> _SUPPLIED ENTRIES_
########################################

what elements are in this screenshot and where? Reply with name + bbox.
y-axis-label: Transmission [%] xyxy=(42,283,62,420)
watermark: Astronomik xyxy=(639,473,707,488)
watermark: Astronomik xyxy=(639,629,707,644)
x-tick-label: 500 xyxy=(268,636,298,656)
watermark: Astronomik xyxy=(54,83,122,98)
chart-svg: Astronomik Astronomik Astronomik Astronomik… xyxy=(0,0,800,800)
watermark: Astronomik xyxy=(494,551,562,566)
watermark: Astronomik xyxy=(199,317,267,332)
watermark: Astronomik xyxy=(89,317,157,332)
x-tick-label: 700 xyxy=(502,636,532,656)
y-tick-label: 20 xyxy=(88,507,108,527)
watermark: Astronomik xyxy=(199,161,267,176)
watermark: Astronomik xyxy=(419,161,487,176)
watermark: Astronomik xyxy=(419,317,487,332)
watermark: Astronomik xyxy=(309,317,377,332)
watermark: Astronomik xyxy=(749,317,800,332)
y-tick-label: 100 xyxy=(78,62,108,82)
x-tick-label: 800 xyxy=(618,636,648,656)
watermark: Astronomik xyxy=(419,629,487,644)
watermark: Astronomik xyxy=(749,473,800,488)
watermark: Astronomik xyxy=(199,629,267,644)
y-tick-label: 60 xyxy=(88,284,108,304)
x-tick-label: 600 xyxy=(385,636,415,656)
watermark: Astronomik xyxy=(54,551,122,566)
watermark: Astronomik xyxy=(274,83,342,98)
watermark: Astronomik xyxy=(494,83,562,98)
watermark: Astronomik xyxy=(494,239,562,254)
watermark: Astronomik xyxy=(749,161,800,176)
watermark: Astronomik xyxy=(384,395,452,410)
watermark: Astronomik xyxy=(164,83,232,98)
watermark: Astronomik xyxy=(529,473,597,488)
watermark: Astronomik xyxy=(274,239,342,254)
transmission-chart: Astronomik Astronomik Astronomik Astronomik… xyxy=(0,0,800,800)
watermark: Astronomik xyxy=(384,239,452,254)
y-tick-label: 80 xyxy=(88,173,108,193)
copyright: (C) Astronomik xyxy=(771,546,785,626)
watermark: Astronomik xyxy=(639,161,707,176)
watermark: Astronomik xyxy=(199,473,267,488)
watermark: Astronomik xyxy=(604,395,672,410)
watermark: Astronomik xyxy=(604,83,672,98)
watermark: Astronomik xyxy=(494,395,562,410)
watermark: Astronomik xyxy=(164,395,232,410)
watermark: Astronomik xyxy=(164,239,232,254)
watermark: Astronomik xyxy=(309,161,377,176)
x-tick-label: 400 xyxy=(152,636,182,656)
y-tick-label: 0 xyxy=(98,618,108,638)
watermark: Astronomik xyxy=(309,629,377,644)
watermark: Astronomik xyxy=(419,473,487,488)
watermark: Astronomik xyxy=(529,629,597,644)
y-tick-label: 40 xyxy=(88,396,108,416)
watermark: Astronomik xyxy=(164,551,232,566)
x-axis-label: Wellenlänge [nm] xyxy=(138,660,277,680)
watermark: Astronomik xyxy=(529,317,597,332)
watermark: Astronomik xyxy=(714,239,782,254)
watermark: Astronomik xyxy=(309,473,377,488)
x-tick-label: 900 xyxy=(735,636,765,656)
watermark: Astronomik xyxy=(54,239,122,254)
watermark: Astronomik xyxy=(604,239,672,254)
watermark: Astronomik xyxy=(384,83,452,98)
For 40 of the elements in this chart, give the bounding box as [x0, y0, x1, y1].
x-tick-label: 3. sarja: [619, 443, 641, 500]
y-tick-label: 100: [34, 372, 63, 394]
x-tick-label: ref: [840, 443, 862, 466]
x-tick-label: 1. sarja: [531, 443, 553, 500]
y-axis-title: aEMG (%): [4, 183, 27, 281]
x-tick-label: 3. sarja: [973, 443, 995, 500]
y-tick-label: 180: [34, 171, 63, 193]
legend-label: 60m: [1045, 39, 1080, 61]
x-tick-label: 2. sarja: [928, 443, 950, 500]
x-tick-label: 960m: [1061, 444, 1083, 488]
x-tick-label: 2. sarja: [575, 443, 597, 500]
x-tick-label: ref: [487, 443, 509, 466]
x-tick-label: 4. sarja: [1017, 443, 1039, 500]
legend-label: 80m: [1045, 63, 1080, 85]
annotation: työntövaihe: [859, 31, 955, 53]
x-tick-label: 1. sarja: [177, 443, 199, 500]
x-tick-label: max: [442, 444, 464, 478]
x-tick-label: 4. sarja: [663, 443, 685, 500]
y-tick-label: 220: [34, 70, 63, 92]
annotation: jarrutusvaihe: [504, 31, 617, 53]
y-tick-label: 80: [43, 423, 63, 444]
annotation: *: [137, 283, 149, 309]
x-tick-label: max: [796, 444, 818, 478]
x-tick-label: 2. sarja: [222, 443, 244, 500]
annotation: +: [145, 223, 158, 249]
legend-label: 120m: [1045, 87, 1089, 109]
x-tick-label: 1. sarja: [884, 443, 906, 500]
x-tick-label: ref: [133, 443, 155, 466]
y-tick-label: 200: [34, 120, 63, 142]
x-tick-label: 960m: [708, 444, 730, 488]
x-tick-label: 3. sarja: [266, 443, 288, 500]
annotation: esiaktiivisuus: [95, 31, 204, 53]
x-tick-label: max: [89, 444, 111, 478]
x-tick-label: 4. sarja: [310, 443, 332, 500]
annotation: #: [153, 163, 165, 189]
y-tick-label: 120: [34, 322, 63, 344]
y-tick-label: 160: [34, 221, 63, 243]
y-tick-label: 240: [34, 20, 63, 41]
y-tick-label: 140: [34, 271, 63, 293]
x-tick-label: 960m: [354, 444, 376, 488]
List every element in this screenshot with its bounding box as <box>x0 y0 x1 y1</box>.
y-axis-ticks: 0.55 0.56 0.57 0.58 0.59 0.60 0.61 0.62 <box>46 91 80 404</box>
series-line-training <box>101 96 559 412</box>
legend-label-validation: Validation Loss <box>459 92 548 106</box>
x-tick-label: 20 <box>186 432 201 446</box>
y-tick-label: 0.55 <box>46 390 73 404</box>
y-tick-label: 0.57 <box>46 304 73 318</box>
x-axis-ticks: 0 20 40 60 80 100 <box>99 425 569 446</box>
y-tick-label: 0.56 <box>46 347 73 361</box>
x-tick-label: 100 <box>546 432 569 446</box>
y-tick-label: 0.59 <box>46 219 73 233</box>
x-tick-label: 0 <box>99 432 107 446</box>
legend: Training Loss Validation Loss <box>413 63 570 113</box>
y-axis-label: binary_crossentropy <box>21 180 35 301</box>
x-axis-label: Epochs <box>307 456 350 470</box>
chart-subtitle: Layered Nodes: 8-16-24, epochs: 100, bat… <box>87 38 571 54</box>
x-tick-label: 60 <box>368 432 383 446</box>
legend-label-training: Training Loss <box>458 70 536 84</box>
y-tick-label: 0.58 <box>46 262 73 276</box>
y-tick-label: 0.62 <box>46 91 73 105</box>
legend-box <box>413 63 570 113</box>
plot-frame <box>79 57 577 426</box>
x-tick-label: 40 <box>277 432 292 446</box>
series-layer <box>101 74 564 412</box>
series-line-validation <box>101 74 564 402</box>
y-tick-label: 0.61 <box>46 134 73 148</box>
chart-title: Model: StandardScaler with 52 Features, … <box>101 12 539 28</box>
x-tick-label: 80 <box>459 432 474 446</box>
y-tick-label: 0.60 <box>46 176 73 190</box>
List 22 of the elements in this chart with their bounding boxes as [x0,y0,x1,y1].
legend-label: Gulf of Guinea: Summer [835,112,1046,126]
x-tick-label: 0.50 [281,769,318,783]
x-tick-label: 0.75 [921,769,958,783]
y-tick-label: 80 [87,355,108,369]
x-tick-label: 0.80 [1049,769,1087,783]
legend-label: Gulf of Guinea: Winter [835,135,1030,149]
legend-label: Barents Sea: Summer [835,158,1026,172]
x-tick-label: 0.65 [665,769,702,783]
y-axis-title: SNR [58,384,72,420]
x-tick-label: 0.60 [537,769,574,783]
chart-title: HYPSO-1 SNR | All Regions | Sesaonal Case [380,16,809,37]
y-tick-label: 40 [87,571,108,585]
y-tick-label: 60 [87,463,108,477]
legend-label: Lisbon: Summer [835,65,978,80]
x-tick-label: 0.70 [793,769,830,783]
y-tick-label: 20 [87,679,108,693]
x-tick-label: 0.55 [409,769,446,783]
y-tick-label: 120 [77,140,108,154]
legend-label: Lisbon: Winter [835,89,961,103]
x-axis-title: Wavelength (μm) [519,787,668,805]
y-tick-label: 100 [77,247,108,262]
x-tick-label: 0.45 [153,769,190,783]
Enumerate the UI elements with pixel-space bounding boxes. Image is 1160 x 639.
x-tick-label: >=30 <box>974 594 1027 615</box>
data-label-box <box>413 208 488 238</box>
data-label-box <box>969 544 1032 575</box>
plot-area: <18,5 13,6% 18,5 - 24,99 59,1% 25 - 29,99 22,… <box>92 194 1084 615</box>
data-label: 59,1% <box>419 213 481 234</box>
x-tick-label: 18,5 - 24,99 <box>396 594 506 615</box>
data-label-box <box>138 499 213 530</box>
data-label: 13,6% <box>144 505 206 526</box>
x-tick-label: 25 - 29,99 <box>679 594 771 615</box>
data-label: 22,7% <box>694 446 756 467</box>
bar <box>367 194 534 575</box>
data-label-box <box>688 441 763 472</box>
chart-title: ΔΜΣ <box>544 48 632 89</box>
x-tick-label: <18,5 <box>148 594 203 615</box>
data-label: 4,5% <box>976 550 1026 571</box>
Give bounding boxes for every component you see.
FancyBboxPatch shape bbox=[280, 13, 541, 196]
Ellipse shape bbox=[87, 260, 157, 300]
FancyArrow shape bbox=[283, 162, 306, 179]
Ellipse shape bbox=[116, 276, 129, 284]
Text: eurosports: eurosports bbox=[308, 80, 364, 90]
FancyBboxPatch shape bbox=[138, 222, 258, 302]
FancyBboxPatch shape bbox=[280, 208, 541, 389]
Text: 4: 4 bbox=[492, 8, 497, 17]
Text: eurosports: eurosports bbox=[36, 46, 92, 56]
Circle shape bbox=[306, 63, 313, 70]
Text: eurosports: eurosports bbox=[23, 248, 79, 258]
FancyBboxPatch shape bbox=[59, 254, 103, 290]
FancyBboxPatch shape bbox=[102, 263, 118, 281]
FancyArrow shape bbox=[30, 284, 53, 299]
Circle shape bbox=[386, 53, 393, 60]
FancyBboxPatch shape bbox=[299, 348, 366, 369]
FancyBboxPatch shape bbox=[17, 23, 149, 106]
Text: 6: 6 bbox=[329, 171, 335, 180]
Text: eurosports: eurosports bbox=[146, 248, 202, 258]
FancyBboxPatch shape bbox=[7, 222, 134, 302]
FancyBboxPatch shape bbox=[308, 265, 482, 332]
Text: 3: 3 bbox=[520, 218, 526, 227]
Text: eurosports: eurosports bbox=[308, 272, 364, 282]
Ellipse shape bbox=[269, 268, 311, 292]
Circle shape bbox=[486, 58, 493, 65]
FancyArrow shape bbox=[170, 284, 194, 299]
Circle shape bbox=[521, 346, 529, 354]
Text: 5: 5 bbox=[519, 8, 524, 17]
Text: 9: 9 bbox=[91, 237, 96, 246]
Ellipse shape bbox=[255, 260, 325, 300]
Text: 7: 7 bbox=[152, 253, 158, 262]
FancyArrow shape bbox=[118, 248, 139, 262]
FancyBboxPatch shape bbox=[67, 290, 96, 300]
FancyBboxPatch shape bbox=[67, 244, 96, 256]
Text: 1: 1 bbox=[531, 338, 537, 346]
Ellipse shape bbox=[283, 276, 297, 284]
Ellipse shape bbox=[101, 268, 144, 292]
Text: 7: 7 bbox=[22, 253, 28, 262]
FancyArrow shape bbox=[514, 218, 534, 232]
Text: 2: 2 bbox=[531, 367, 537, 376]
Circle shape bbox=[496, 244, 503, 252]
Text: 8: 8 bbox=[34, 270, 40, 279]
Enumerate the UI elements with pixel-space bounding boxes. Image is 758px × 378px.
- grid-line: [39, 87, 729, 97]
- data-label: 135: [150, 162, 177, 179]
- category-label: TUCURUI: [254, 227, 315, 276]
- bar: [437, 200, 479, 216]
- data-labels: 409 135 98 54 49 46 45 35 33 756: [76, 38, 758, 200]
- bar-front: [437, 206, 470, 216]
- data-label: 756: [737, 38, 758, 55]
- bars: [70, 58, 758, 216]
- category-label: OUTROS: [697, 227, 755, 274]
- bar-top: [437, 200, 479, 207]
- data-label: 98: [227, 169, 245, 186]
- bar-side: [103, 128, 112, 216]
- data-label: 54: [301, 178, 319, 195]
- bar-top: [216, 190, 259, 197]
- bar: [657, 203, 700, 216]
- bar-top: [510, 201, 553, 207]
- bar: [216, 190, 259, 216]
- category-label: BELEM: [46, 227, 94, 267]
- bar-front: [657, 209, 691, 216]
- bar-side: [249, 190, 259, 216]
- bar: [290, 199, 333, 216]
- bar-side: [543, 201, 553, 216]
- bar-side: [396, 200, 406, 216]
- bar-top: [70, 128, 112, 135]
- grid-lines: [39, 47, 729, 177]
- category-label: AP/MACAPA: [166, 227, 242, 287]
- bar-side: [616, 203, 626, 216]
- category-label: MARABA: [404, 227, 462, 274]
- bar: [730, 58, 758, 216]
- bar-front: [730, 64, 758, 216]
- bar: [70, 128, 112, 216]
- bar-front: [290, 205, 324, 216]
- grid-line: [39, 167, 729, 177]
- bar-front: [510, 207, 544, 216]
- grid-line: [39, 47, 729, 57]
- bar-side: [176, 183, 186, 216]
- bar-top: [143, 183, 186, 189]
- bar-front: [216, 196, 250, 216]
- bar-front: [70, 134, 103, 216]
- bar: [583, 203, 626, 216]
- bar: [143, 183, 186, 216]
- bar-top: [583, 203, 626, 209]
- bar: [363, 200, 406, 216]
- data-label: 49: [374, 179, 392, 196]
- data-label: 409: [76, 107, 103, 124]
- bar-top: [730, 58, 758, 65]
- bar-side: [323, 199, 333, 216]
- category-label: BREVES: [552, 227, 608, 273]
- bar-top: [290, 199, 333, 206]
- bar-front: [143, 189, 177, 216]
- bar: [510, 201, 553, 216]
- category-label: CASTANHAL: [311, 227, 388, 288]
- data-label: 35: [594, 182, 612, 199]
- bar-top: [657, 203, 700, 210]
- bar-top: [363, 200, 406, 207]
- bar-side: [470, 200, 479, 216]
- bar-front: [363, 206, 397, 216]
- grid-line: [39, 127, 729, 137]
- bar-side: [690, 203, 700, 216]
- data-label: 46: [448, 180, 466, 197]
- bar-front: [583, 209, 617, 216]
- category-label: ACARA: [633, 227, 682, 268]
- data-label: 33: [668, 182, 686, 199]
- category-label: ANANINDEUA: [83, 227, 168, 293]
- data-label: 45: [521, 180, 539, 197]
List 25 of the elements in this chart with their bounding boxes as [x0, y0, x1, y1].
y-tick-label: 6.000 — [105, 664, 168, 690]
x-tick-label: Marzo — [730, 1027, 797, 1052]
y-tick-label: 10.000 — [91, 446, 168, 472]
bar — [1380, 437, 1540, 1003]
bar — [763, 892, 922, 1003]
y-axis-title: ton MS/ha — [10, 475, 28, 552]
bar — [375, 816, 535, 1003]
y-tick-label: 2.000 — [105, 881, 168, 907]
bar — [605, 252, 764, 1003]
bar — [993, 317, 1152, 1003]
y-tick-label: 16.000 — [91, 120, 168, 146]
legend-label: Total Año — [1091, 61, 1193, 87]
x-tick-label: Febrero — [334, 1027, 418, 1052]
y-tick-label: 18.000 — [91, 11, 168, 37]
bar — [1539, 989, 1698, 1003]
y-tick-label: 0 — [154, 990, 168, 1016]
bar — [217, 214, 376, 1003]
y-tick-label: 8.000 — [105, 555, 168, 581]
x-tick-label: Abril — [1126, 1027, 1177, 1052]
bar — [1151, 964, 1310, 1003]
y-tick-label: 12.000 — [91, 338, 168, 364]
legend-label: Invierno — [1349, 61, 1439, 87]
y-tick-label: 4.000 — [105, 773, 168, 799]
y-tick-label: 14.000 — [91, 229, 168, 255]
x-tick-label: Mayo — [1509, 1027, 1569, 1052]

########################################

> _TASK OBJECTIVE_
Write out the lines above, from the very first line through the one holding "transmission-chart: Astronomik Astronomik", with both ends included.

> _SOLUTION FOR THIS TASK_
what elements are in this screenshot and where? Reply with name + bbox.
y-axis-label: Transmission [%] xyxy=(42,283,62,420)
watermark: Astronomik xyxy=(639,473,707,488)
watermark: Astronomik xyxy=(639,629,707,644)
x-tick-label: 500 xyxy=(268,636,298,656)
watermark: Astronomik xyxy=(54,83,122,98)
chart-svg: Astronomik Astronomik Astronomik Astronomik… xyxy=(0,0,800,800)
watermark: Astronomik xyxy=(494,551,562,566)
watermark: Astronomik xyxy=(199,317,267,332)
watermark: Astronomik xyxy=(89,317,157,332)
x-tick-label: 700 xyxy=(502,636,532,656)
y-tick-label: 20 xyxy=(88,507,108,527)
watermark: Astronomik xyxy=(199,161,267,176)
watermark: Astronomik xyxy=(419,161,487,176)
watermark: Astronomik xyxy=(419,317,487,332)
watermark: Astronomik xyxy=(309,317,377,332)
watermark: Astronomik xyxy=(749,317,800,332)
y-tick-label: 100 xyxy=(78,62,108,82)
x-tick-label: 800 xyxy=(618,636,648,656)
watermark: Astronomik xyxy=(419,629,487,644)
watermark: Astronomik xyxy=(749,473,800,488)
watermark: Astronomik xyxy=(199,629,267,644)
y-tick-label: 60 xyxy=(88,284,108,304)
x-tick-label: 600 xyxy=(385,636,415,656)
watermark: Astronomik xyxy=(54,551,122,566)
watermark: Astronomik xyxy=(274,83,342,98)
watermark: Astronomik xyxy=(494,83,562,98)
watermark: Astronomik xyxy=(494,239,562,254)
watermark: Astronomik xyxy=(749,161,800,176)
watermark: Astronomik xyxy=(384,395,452,410)
watermark: Astronomik xyxy=(164,83,232,98)
watermark: Astronomik xyxy=(529,473,597,488)
watermark: Astronomik xyxy=(274,239,342,254)
transmission-chart: Astronomik Astronomik Astronomik Astronomik… xyxy=(0,0,800,800)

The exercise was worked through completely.